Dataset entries
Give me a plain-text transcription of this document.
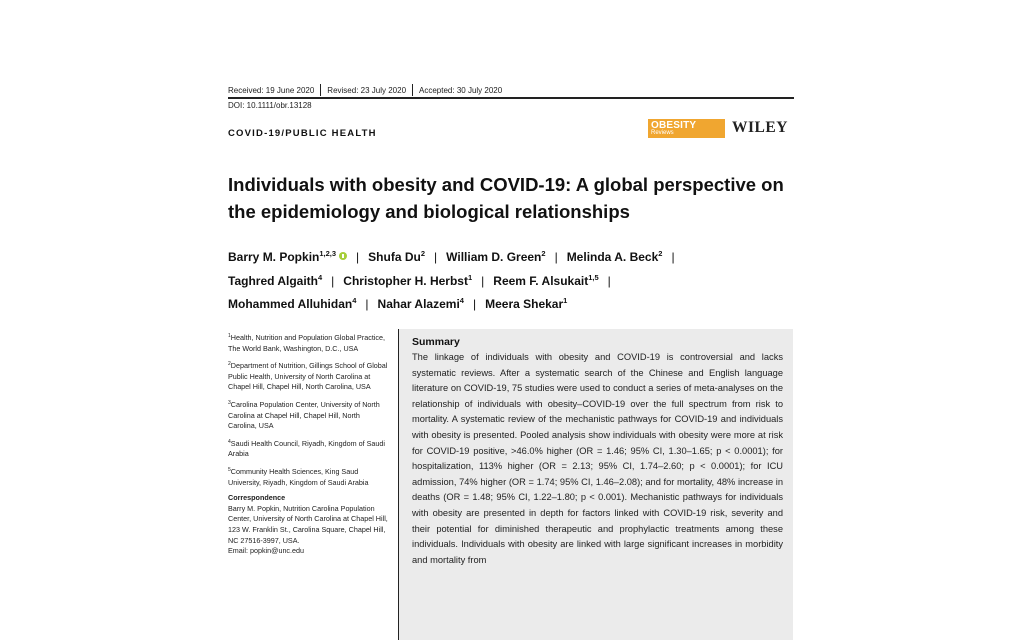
Received: 19 June 2020 Revised: 23 July 2020 Accepted: 30 July 2020
DOI: 10.1111/obr.13128
COVID-19/PUBLIC HEALTH
OBESITY
Reviews	WILEY
Individuals with obesity and COVID-19: A global perspective on the epidemiology and biological relationships
Barry M. Popkin$^{1,2,3}$ | Shufa Du$^2$ | William D. Green$^2$ | Melinda A. Beck$^2$ |
Taghred Algaith$^4$ | Christopher H. Herbst$^1$ | Reem F. Alsukait$^{1,5}$ |
Mohammed Alluhidan$^4$ | Nahar Alazemi$^4$ | Meera Shekar$^1$

$^1$Health, Nutrition and Population Global Practice, The World Bank, Washington, D.C., USA

$^2$Department of Nutrition, Gillings School of Global Public Health, University of North Carolina at Chapel Hill, Chapel Hill, North Carolina, USA

$^3$Carolina Population Center, University of North Carolina at Chapel Hill, Chapel Hill, North Carolina, USA

$^4$Saudi Health Council, Riyadh, Kingdom of Saudi Arabia

$^5$Community Health Sciences, King Saud University, Riyadh, Kingdom of Saudi Arabia

Correspondence

Barry M. Popkin, Nutrition Carolina Population Center, University of North Carolina at Chapel Hill, 123 W. Franklin St., Carolina Square, Chapel Hill, NC 27516-3997, USA.

Email: popkin@unc.edu

Summary

The linkage of individuals with obesity and COVID-19 is controversial and lacks systematic reviews. After a systematic search of the Chinese and English language literature on COVID-19, 75 studies were used to conduct a series of meta-analyses on the relationship of individuals with obesity–COVID-19 over the full spectrum from risk to mortality. A systematic review of the mechanistic pathways for COVID-19 and individuals with obesity is presented. Pooled analysis show individuals with obesity were more at risk for COVID-19 positive, >46.0% higher (OR = 1.46; 95% CI, 1.30–1.65; p < 0.0001); for hospitalization, 113% higher (OR = 2.13; 95% CI, 1.74–2.60; p < 0.0001); for ICU admission, 74% higher (OR = 1.74; 95% CI, 1.46–2.08); and for mortality, 48% increase in deaths (OR = 1.48; 95% CI, 1.22–1.80; p < 0.001). Mechanistic pathways for individuals with obesity are presented in depth for factors linked with COVID-19 risk, severity and their potential for diminished therapeutic and prophylactic treatments among these individuals. Individuals with obesity are linked with large significant increases in morbidity and mortality from
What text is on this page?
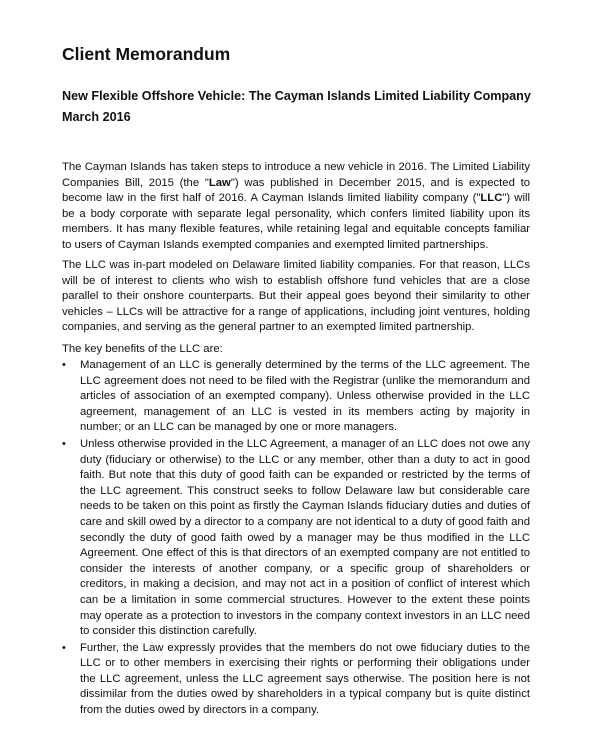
Client Memorandum
New Flexible Offshore Vehicle: The Cayman Islands Limited Liability Company
March 2016

The Cayman Islands has taken steps to introduce a new vehicle in 2016. The Limited Liability Companies Bill, 2015 (the "Law") was published in December 2015, and is expected to become law in the first half of 2016. A Cayman Islands limited liability company ("LLC") will be a body corporate with separate legal personality, which confers limited liability upon its members. It has many flexible features, while retaining legal and equitable concepts familiar to users of Cayman Islands exempted companies and exempted limited partnerships.

The LLC was in-part modeled on Delaware limited liability companies. For that reason, LLCs will be of interest to clients who wish to establish offshore fund vehicles that are a close parallel to their onshore counterparts. But their appeal goes beyond their similarity to other vehicles – LLCs will be attractive for a range of applications, including joint ventures, holding companies, and serving as the general partner to an exempted limited partnership.

The key benefits of the LLC are:

• Management of an LLC is generally determined by the terms of the LLC agreement. The LLC agreement does not need to be filed with the Registrar (unlike the memorandum and articles of association of an exempted company). Unless otherwise provided in the LLC agreement, management of an LLC is vested in its members acting by majority in number; or an LLC can be managed by one or more managers.
• Unless otherwise provided in the LLC Agreement, a manager of an LLC does not owe any duty (fiduciary or otherwise) to the LLC or any member, other than a duty to act in good faith. But note that this duty of good faith can be expanded or restricted by the terms of the LLC agreement. This construct seeks to follow Delaware law but considerable care needs to be taken on this point as firstly the Cayman Islands fiduciary duties and duties of care and skill owed by a director to a company are not identical to a duty of good faith and secondly the duty of good faith owed by a manager may be thus modified in the LLC Agreement. One effect of this is that directors of an exempted company are not entitled to consider the interests of another company, or a specific group of shareholders or creditors, in making a decision, and may not act in a position of conflict of interest which can be a limitation in some commercial structures. However to the extent these points may operate as a protection to investors in the company context investors in an LLC need to consider this distinction carefully.
• Further, the Law expressly provides that the members do not owe fiduciary duties to the LLC or to other members in exercising their rights or performing their obligations under the LLC agreement, unless the LLC agreement says otherwise. The position here is not dissimilar from the duties owed by shareholders in a typical company but is quite distinct from the duties owed by directors in a company.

__BRIEF__. Scan the listing above and copy all lines containing the word "Islands".

__ANSWER TO THIS EXERCISE__.
New Flexible Offshore Vehicle: The Cayman Islands Limited Liability Company
The Cayman Islands has taken steps to introduce a new vehicle in 2016. The Limited Liability Companies Bill, 2015 (the "Law") was published in December 2015, and is expected to become law in the first half of 2016. A Cayman Islands limited liability company ("LLC") will be a body corporate with separate legal personality, which confers limited liability upon its members. It has many flexible features, while retaining legal and equitable concepts familiar to users of Cayman Islands exempted companies and exempted limited partnerships.
• Unless otherwise provided in the LLC Agreement, a manager of an LLC does not owe any duty (fiduciary or otherwise) to the LLC or any member, other than a duty to act in good faith. But note that this duty of good faith can be expanded or restricted by the terms of the LLC agreement. This construct seeks to follow Delaware law but considerable care needs to be taken on this point as firstly the Cayman Islands fiduciary duties and duties of care and skill owed by a director to a company are not identical to a duty of good faith and secondly the duty of good faith owed by a manager may be thus modified in the LLC Agreement. One effect of this is that directors of an exempted company are not entitled to consider the interests of another company, or a specific group of shareholders or creditors, in making a decision, and may not act in a position of conflict of interest which can be a limitation in some commercial structures. However to the extent these points may operate as a protection to investors in the company context investors in an LLC need to consider this distinction carefully.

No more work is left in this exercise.